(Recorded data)
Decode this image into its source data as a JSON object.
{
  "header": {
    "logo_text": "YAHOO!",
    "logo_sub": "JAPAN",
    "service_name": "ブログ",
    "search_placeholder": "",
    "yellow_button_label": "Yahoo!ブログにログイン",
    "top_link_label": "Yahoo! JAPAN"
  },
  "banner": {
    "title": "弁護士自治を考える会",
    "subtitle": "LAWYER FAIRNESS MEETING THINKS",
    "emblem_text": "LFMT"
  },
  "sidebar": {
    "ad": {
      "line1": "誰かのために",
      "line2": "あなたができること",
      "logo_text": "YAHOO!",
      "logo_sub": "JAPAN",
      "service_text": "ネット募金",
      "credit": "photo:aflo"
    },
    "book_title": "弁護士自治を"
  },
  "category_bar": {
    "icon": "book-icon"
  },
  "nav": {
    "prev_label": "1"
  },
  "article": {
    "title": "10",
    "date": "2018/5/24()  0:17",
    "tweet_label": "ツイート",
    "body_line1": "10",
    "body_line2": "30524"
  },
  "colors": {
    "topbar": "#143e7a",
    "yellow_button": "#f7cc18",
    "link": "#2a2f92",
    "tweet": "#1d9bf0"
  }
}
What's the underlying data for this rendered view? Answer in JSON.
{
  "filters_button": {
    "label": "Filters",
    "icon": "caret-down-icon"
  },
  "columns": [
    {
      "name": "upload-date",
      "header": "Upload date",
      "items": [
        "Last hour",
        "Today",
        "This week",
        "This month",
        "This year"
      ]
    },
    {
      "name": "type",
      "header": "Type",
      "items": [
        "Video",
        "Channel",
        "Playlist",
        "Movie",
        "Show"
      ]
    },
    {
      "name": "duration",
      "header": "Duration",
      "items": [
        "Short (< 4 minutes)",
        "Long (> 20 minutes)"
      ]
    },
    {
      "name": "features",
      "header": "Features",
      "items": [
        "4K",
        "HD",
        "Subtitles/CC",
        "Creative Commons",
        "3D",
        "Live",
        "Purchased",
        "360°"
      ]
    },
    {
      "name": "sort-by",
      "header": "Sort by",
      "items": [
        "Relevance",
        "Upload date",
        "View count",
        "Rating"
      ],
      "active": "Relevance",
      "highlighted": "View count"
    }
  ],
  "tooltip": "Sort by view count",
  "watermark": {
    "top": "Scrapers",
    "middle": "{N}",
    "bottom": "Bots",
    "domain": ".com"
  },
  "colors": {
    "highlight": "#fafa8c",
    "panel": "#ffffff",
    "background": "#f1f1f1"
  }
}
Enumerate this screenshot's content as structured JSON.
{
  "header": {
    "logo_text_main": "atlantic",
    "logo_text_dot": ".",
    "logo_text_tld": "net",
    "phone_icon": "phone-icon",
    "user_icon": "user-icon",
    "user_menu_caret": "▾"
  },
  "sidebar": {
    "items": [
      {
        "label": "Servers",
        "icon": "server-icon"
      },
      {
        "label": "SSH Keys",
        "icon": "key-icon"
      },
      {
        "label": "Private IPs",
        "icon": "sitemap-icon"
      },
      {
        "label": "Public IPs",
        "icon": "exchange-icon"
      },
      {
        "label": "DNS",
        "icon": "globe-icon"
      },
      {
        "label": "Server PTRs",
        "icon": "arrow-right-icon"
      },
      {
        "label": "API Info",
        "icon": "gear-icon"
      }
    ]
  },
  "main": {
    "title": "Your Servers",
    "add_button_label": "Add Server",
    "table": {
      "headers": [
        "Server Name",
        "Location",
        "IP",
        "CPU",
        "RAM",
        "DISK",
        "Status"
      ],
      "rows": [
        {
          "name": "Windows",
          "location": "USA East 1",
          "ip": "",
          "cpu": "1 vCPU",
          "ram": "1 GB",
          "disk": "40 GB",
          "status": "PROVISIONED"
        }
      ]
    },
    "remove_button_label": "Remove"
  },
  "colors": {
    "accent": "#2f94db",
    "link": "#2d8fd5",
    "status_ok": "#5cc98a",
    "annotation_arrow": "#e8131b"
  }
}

* * *

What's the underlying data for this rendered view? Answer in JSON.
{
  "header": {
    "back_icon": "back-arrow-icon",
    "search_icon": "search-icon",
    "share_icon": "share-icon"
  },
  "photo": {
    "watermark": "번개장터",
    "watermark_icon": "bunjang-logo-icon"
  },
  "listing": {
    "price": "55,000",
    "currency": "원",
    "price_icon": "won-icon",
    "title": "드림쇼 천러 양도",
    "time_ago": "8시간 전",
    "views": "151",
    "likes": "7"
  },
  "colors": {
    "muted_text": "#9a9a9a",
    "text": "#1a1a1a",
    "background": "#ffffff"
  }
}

What is asked
Sift the material for lines with the string "date". Copy each one found.

Response
    "date": "2018/5/24()  0:17",
      "name": "upload-date",
      "header": "Upload date",
        "Upload date",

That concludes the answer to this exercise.